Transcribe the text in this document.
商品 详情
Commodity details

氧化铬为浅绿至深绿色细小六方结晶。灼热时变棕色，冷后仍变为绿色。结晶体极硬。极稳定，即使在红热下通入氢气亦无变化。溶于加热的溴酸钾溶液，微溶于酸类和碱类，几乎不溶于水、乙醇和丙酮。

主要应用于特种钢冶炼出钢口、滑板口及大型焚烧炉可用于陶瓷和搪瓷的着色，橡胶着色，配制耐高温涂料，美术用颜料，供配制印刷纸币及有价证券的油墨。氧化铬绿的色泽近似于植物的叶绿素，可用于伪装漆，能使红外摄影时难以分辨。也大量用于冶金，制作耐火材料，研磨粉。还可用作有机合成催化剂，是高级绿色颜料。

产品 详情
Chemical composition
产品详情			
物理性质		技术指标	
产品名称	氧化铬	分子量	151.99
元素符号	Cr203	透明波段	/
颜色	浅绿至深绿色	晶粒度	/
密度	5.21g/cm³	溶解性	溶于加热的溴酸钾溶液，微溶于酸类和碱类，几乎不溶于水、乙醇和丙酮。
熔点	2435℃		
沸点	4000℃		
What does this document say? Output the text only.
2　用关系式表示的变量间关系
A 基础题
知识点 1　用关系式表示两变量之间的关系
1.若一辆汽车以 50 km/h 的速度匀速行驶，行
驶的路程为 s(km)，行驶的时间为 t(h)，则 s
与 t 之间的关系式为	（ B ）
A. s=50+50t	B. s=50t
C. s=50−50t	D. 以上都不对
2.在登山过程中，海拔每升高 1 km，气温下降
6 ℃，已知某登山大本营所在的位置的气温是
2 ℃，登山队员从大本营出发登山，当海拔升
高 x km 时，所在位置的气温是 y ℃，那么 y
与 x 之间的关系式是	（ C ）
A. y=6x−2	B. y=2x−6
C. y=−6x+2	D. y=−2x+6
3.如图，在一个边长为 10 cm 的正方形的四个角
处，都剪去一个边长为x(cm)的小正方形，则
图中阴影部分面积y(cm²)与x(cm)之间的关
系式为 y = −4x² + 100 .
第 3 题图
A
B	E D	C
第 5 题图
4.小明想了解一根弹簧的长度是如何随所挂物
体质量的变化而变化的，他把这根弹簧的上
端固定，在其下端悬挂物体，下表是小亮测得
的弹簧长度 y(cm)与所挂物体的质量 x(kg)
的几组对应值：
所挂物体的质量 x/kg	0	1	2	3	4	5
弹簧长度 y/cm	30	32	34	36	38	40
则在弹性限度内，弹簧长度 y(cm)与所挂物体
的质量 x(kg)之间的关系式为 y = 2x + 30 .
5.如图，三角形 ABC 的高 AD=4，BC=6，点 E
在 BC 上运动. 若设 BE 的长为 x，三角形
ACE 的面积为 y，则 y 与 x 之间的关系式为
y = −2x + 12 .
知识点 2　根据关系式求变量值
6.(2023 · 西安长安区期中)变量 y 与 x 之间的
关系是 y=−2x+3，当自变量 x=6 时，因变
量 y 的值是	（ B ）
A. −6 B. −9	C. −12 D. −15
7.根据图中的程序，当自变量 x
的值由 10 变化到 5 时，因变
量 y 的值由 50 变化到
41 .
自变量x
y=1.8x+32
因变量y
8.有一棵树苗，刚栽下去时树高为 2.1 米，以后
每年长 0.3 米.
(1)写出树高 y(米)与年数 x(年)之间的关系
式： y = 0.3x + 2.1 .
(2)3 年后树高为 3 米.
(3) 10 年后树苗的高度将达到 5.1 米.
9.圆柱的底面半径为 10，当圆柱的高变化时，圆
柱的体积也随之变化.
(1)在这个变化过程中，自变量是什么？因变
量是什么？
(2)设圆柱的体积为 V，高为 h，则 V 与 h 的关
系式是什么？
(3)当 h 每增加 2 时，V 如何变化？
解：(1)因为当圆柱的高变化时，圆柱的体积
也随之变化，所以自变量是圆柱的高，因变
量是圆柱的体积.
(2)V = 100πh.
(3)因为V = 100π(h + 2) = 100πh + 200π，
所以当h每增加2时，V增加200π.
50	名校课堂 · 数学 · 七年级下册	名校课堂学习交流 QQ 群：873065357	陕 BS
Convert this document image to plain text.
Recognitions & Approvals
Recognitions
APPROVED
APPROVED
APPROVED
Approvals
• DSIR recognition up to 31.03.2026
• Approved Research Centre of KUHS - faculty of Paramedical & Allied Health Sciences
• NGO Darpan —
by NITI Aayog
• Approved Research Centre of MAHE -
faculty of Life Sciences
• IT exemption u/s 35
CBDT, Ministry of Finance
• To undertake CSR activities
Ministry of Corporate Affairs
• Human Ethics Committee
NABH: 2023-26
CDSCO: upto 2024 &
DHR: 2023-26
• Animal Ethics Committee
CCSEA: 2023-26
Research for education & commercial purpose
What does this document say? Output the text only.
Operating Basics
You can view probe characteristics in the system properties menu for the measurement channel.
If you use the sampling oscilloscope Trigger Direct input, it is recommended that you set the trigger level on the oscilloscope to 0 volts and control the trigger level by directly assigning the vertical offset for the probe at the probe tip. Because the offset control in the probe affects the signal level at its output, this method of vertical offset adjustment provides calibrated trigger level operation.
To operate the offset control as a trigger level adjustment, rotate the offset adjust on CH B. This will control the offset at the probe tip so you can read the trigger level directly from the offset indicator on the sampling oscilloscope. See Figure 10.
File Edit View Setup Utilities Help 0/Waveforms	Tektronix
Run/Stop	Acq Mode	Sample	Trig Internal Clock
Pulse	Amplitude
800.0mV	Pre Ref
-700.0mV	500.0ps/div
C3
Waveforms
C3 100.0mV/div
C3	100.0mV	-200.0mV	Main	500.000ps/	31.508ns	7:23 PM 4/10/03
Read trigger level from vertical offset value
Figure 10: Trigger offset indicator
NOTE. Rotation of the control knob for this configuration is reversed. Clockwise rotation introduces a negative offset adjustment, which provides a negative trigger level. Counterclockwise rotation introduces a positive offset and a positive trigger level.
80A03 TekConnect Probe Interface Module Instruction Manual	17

* Your instructions
Every entry should be printed again exactly as it stands.

* The completed task
Transcribe the text in this document.
商品 详情
Commodity details

氧化铬为浅绿至深绿色细小六方结晶。灼热时变棕色，冷后仍变为绿色。结晶体极硬。极稳定，即使在红热下通入氢气亦无变化。溶于加热的溴酸钾溶液，微溶于酸类和碱类，几乎不溶于水、乙醇和丙酮。

主要应用于特种钢冶炼出钢口、滑板口及大型焚烧炉可用于陶瓷和搪瓷的着色，橡胶着色，配制耐高温涂料，美术用颜料，供配制印刷纸币及有价证券的油墨。氧化铬绿的色泽近似于植物的叶绿素，可用于伪装漆，能使红外摄影时难以分辨。也大量用于冶金，制作耐火材料，研磨粉。还可用作有机合成催化剂，是高级绿色颜料。

产品 详情
Chemical composition
产品详情			
物理性质		技术指标	
产品名称	氧化铬	分子量	151.99
元素符号	Cr203	透明波段	/
颜色	浅绿至深绿色	晶粒度	/
密度	5.21g/cm³	溶解性	溶于加热的溴酸钾溶液，微溶于酸类和碱类，几乎不溶于水、乙醇和丙酮。
熔点	2435℃		
沸点	4000℃		
What does this document say? Output the text only.
2　用关系式表示的变量间关系
A 基础题
知识点 1　用关系式表示两变量之间的关系
1.若一辆汽车以 50 km/h 的速度匀速行驶，行
驶的路程为 s(km)，行驶的时间为 t(h)，则 s
与 t 之间的关系式为	（ B ）
A. s=50+50t	B. s=50t
C. s=50−50t	D. 以上都不对
2.在登山过程中，海拔每升高 1 km，气温下降
6 ℃，已知某登山大本营所在的位置的气温是
2 ℃，登山队员从大本营出发登山，当海拔升
高 x km 时，所在位置的气温是 y ℃，那么 y
与 x 之间的关系式是	（ C ）
A. y=6x−2	B. y=2x−6
C. y=−6x+2	D. y=−2x+6
3.如图，在一个边长为 10 cm 的正方形的四个角
处，都剪去一个边长为x(cm)的小正方形，则
图中阴影部分面积y(cm²)与x(cm)之间的关
系式为 y = −4x² + 100 .
第 3 题图
A
B	E D	C
第 5 题图
4.小明想了解一根弹簧的长度是如何随所挂物
体质量的变化而变化的，他把这根弹簧的上
端固定，在其下端悬挂物体，下表是小亮测得
的弹簧长度 y(cm)与所挂物体的质量 x(kg)
的几组对应值：
所挂物体的质量 x/kg	0	1	2	3	4	5
弹簧长度 y/cm	30	32	34	36	38	40
则在弹性限度内，弹簧长度 y(cm)与所挂物体
的质量 x(kg)之间的关系式为 y = 2x + 30 .
5.如图，三角形 ABC 的高 AD=4，BC=6，点 E
在 BC 上运动. 若设 BE 的长为 x，三角形
ACE 的面积为 y，则 y 与 x 之间的关系式为
y = −2x + 12 .
知识点 2　根据关系式求变量值
6.(2023 · 西安长安区期中)变量 y 与 x 之间的
关系是 y=−2x+3，当自变量 x=6 时，因变
量 y 的值是	（ B ）
A. −6 B. −9	C. −12 D. −15
7.根据图中的程序，当自变量 x
的值由 10 变化到 5 时，因变
量 y 的值由 50 变化到
41 .
自变量x
y=1.8x+32
因变量y
8.有一棵树苗，刚栽下去时树高为 2.1 米，以后
每年长 0.3 米.
(1)写出树高 y(米)与年数 x(年)之间的关系
式： y = 0.3x + 2.1 .
(2)3 年后树高为 3 米.
(3) 10 年后树苗的高度将达到 5.1 米.
9.圆柱的底面半径为 10，当圆柱的高变化时，圆
柱的体积也随之变化.
(1)在这个变化过程中，自变量是什么？因变
量是什么？
(2)设圆柱的体积为 V，高为 h，则 V 与 h 的关
系式是什么？
(3)当 h 每增加 2 时，V 如何变化？
解：(1)因为当圆柱的高变化时，圆柱的体积
也随之变化，所以自变量是圆柱的高，因变
量是圆柱的体积.
(2)V = 100πh.
(3)因为V = 100π(h + 2) = 100πh + 200π，
所以当h每增加2时，V增加200π.
50	名校课堂 · 数学 · 七年级下册	名校课堂学习交流 QQ 群：873065357	陕 BS
Convert this document image to plain text.
Recognitions & Approvals
Recognitions
APPROVED
APPROVED
APPROVED
Approvals
• DSIR recognition up to 31.03.2026
• Approved Research Centre of KUHS - faculty of Paramedical & Allied Health Sciences
• NGO Darpan —
by NITI Aayog
• Approved Research Centre of MAHE -
faculty of Life Sciences
• IT exemption u/s 35
CBDT, Ministry of Finance
• To undertake CSR activities
Ministry of Corporate Affairs
• Human Ethics Committee
NABH: 2023-26
CDSCO: upto 2024 &
DHR: 2023-26
• Animal Ethics Committee
CCSEA: 2023-26
Research for education & commercial purpose
What does this document say? Output the text only.
Operating Basics
You can view probe characteristics in the system properties menu for the measurement channel.
If you use the sampling oscilloscope Trigger Direct input, it is recommended that you set the trigger level on the oscilloscope to 0 volts and control the trigger level by directly assigning the vertical offset for the probe at the probe tip. Because the offset control in the probe affects the signal level at its output, this method of vertical offset adjustment provides calibrated trigger level operation.
To operate the offset control as a trigger level adjustment, rotate the offset adjust on CH B. This will control the offset at the probe tip so you can read the trigger level directly from the offset indicator on the sampling oscilloscope. See Figure 10.
File Edit View Setup Utilities Help 0/Waveforms	Tektronix
Run/Stop	Acq Mode	Sample	Trig Internal Clock
Pulse	Amplitude
800.0mV	Pre Ref
-700.0mV	500.0ps/div
C3
Waveforms
C3 100.0mV/div
C3	100.0mV	-200.0mV	Main	500.000ps/	31.508ns	7:23 PM 4/10/03
Read trigger level from vertical offset value
Figure 10: Trigger offset indicator
NOTE. Rotation of the control knob for this configuration is reversed. Clockwise rotation introduces a negative offset adjustment, which provides a negative trigger level. Counterclockwise rotation introduces a positive offset and a positive trigger level.
80A03 TekConnect Probe Interface Module Instruction Manual	17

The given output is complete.